WHAT THE EXERCISE ASKS:
Below is a listing. Gather each line of it that contains "登记主体".

______________________________

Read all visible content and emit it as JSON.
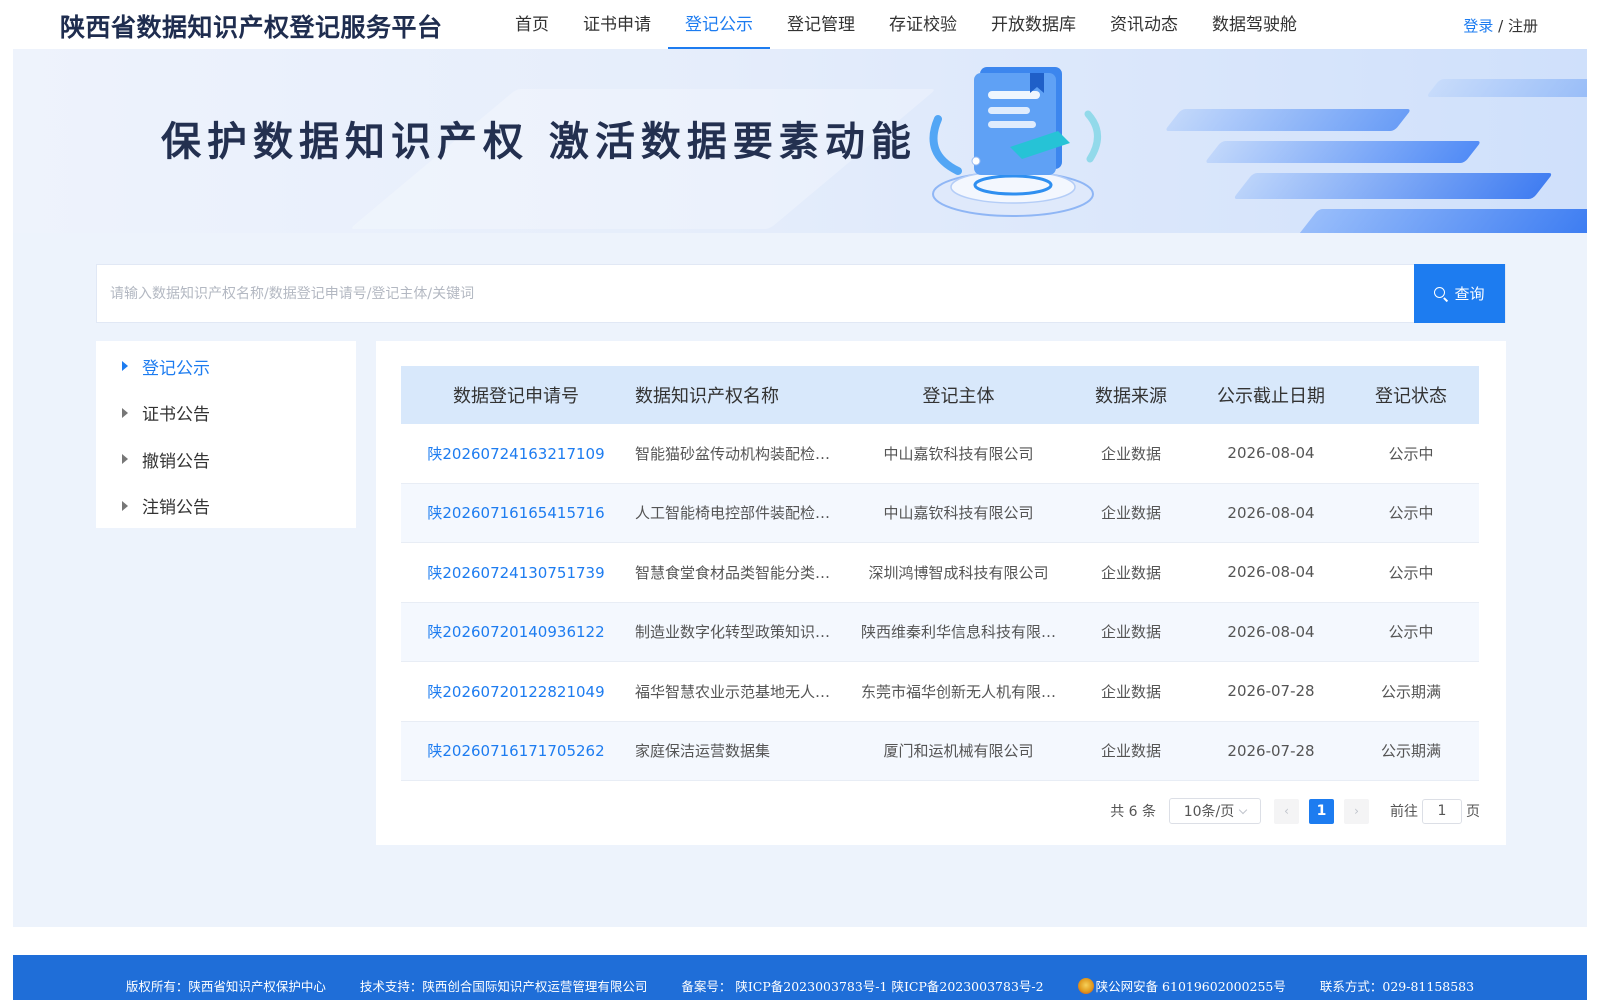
{
  "header": {
    "site_title": "陕西省数据知识产权登记服务平台",
    "nav": [
      {
        "label": "首页",
        "active": false
      },
      {
        "label": "证书申请",
        "active": false
      },
      {
        "label": "登记公示",
        "active": true
      },
      {
        "label": "登记管理",
        "active": false
      },
      {
        "label": "存证校验",
        "active": false
      },
      {
        "label": "开放数据库",
        "active": false
      },
      {
        "label": "资讯动态",
        "active": false
      },
      {
        "label": "数据驾驶舱",
        "active": false
      }
    ],
    "login": "登录",
    "separator": "/",
    "register": "注册"
  },
  "banner": {
    "slogan": "保护数据知识产权 激活数据要素动能"
  },
  "search": {
    "placeholder": "请输入数据知识产权名称/数据登记申请号/登记主体/关键词",
    "value": "",
    "button_label": "查询"
  },
  "sidebar": {
    "items": [
      {
        "label": "登记公示",
        "active": true
      },
      {
        "label": "证书公告",
        "active": false
      },
      {
        "label": "撤销公告",
        "active": false
      },
      {
        "label": "注销公告",
        "active": false
      }
    ]
  },
  "table": {
    "columns": [
      "数据登记申请号",
      "数据知识产权名称",
      "登记主体",
      "数据来源",
      "公示截止日期",
      "登记状态"
    ],
    "rows": [
      [
        "陕20260724163217109",
        "智能猫砂盆传动机构装配检…",
        "中山嘉钦科技有限公司",
        "企业数据",
        "2026-08-04",
        "公示中"
      ],
      [
        "陕20260716165415716",
        "人工智能椅电控部件装配检…",
        "中山嘉钦科技有限公司",
        "企业数据",
        "2026-08-04",
        "公示中"
      ],
      [
        "陕20260724130751739",
        "智慧食堂食材品类智能分类…",
        "深圳鸿博智成科技有限公司",
        "企业数据",
        "2026-08-04",
        "公示中"
      ],
      [
        "陕20260720140936122",
        "制造业数字化转型政策知识…",
        "陕西维秦利华信息科技有限…",
        "企业数据",
        "2026-08-04",
        "公示中"
      ],
      [
        "陕20260720122821049",
        "福华智慧农业示范基地无人…",
        "东莞市福华创新无人机有限…",
        "企业数据",
        "2026-07-28",
        "公示期满"
      ],
      [
        "陕20260716171705262",
        "家庭保洁运营数据集",
        "厦门和运机械有限公司",
        "企业数据",
        "2026-07-28",
        "公示期满"
      ]
    ]
  },
  "pagination": {
    "total_text": "共 6 条",
    "page_size": "10条/页",
    "prev": "‹",
    "current_page": "1",
    "next": "›",
    "goto_prefix": "前往",
    "goto_value": "1",
    "goto_suffix": "页"
  },
  "footer": {
    "copyright": "版权所有：陕西省知识产权保护中心",
    "tech_support": "技术支持：陕西创合国际知识产权运营管理有限公司",
    "icp": "备案号： 陕ICP备2023003783号-1 陕ICP备2023003783号-2",
    "police": "陕公网安备 61019602000255号",
    "contact": "联系方式：029-81158583"
  },
  "colors": {
    "accent": "#1d7cf0",
    "footer_bg": "#1f6ed8",
    "page_bg": "#edf3fc",
    "table_header_bg": "#d8e8fb"
  }
}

______________________________

ANSWER TO THE TASK:
    "placeholder": "请输入数据知识产权名称/数据登记申请号/登记主体/关键词",
      "登记主体",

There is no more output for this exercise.